(A block of data)
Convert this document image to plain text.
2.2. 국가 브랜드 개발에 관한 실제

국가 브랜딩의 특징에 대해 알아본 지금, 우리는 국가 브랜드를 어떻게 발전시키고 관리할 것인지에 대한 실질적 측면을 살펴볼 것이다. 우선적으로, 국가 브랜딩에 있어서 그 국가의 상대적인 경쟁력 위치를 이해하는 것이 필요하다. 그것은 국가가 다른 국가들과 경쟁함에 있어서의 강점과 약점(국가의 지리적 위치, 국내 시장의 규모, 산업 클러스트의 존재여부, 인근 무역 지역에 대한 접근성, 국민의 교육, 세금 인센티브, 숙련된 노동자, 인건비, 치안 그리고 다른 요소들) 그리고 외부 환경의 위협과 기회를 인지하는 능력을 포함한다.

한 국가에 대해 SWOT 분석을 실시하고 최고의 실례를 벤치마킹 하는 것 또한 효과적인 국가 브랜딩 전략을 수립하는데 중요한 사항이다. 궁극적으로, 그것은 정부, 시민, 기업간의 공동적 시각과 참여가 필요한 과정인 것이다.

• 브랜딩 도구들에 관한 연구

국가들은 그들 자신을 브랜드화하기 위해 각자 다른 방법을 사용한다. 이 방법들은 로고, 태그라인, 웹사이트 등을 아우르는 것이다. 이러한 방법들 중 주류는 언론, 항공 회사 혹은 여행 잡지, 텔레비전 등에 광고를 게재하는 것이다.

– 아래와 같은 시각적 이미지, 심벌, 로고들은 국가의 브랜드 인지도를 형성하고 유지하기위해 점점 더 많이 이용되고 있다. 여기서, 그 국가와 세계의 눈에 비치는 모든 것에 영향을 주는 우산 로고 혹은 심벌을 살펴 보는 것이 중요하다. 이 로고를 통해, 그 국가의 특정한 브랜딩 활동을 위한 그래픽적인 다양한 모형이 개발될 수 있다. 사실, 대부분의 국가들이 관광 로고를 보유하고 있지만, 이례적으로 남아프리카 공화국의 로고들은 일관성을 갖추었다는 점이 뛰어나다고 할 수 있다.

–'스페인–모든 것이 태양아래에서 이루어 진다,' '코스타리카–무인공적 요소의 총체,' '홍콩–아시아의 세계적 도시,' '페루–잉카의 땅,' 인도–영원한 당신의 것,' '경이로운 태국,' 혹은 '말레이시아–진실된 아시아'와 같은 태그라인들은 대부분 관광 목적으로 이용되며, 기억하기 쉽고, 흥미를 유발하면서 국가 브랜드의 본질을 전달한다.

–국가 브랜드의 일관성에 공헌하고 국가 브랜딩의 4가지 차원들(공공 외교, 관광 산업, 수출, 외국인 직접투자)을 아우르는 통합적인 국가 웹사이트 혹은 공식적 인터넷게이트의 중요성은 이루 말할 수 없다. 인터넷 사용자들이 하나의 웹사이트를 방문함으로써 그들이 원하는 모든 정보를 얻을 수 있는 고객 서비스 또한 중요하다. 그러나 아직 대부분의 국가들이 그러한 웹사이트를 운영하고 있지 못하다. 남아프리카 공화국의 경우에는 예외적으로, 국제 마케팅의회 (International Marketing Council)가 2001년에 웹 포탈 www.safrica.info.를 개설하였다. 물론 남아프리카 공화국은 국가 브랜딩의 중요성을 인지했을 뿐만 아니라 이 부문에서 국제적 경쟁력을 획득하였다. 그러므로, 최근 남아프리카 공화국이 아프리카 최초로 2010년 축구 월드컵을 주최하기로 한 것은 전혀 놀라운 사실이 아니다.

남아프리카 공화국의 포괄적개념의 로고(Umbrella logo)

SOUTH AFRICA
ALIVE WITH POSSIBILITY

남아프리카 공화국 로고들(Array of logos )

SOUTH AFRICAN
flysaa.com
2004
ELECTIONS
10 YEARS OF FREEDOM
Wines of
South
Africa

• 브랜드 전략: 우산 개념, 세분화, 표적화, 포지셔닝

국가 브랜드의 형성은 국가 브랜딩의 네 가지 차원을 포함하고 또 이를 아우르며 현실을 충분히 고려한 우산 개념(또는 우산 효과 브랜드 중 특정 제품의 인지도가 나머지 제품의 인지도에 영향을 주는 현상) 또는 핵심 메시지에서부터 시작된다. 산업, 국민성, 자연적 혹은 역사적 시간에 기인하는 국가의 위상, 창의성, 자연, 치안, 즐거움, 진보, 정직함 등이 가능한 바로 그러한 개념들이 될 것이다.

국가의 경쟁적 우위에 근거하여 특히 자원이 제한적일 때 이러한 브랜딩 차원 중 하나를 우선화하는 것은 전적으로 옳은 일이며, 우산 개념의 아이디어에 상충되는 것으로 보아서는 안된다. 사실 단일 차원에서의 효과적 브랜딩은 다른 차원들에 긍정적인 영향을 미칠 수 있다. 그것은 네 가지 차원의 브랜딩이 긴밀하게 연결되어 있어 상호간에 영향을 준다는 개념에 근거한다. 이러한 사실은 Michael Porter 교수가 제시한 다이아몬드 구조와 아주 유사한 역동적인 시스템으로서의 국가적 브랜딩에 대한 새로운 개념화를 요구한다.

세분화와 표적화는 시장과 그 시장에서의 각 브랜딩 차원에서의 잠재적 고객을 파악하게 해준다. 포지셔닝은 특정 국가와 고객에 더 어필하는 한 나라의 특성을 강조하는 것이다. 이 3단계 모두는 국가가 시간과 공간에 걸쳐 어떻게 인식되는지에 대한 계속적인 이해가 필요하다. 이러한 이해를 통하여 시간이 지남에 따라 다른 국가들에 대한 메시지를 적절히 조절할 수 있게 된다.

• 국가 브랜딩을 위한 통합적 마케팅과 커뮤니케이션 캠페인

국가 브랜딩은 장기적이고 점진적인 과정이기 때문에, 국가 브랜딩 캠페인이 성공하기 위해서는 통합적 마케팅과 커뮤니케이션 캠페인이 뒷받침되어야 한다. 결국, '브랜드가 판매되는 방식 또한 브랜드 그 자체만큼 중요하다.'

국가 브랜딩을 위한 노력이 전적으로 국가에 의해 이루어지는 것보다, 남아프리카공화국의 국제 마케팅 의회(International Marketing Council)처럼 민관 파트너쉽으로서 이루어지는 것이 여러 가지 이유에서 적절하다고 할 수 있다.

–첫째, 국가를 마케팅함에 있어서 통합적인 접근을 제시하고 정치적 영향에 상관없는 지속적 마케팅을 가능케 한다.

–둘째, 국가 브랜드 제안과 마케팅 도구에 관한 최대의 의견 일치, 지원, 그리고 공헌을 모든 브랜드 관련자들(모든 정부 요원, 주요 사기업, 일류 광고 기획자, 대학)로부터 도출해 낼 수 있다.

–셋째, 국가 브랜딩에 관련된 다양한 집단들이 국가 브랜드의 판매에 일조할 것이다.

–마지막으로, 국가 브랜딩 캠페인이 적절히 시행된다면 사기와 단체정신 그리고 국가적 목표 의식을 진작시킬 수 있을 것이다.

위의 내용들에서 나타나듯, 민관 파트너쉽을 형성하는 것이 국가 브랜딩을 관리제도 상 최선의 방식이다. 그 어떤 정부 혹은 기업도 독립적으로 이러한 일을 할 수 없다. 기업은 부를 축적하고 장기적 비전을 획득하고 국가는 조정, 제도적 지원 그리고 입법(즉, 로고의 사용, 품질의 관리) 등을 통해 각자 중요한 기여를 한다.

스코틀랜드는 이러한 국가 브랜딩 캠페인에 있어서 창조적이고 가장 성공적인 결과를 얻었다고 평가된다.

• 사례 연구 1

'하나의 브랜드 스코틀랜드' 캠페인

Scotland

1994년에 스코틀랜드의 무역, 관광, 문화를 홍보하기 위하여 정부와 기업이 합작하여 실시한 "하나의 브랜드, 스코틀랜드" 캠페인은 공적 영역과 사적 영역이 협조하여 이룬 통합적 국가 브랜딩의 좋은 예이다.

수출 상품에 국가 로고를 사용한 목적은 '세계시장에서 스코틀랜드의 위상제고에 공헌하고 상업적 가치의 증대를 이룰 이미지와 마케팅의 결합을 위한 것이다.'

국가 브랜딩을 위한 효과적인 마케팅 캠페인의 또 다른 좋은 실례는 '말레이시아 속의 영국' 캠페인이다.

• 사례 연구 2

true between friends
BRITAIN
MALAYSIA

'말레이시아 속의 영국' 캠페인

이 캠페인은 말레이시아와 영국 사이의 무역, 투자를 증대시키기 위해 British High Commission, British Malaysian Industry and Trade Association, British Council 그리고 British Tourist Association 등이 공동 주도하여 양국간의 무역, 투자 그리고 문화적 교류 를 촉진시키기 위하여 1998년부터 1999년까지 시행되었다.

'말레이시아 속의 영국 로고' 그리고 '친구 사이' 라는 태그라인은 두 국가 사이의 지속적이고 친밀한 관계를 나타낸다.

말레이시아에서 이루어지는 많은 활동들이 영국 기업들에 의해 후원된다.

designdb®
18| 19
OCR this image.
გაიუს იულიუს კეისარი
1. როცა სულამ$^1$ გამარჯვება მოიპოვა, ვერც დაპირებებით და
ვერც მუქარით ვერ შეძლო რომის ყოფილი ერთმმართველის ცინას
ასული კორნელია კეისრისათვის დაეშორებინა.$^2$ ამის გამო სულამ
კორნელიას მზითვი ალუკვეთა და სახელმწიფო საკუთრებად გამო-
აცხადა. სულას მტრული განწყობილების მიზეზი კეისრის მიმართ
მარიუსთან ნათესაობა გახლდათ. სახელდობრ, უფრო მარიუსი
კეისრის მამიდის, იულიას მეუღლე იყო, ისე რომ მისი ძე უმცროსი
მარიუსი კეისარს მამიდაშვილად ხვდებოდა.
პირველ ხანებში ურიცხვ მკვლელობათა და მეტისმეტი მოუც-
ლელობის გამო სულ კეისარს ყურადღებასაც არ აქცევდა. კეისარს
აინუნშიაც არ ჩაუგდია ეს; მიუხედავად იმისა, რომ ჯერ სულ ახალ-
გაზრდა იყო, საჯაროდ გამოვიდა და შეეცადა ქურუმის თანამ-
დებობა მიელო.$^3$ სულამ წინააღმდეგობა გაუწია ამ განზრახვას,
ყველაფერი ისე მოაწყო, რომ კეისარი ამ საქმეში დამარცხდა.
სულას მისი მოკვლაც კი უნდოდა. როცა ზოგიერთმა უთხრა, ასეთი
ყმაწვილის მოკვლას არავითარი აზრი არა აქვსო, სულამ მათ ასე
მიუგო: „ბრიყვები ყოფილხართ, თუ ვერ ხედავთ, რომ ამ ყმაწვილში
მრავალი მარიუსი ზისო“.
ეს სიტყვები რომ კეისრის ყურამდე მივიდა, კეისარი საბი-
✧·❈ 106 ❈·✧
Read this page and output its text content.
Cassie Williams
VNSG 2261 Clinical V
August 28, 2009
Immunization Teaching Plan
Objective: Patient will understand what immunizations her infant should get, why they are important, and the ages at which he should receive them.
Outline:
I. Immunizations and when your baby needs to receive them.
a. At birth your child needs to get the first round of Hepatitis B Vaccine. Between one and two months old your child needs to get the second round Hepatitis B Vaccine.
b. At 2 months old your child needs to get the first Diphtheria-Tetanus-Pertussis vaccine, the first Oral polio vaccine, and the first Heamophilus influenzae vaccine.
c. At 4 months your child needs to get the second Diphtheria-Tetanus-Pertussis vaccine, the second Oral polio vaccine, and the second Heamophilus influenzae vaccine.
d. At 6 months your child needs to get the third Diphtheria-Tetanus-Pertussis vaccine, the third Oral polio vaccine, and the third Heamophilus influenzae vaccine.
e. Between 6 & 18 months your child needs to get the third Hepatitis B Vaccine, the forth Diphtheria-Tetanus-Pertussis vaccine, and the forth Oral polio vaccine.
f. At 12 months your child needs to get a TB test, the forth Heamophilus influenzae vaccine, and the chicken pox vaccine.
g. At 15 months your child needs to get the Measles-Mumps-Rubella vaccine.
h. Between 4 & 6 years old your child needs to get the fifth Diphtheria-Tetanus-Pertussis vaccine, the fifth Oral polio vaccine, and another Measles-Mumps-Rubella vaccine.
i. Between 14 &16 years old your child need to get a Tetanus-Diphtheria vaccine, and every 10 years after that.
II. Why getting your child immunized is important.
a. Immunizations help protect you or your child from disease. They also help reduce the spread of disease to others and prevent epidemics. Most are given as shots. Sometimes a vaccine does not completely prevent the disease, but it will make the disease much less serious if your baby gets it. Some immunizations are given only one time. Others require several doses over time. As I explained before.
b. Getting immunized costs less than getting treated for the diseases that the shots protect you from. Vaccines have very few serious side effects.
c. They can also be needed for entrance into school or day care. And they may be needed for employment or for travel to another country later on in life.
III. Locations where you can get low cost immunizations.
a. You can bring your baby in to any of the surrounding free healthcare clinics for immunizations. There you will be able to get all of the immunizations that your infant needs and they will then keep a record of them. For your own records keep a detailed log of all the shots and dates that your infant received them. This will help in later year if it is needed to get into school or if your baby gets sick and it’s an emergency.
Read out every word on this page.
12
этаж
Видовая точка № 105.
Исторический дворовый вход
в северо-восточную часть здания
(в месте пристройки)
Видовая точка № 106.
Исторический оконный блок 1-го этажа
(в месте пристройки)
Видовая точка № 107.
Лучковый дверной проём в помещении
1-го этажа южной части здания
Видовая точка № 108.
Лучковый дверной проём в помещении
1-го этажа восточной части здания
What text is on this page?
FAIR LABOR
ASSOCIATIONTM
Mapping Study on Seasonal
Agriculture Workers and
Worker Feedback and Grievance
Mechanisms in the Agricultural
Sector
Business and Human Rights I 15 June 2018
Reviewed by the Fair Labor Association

■ STATED TASK ■
All lines from the one containing "What text is on this page?" through the final line of the listing above are to be reproduced exactly; include both and add nothing.

■ EXPECTED ANSWER ■
What text is on this page?
FAIR LABOR
ASSOCIATIONTM
Mapping Study on Seasonal
Agriculture Workers and
Worker Feedback and Grievance
Mechanisms in the Agricultural
Sector
Business and Human Rights I 15 June 2018
Reviewed by the Fair Labor Association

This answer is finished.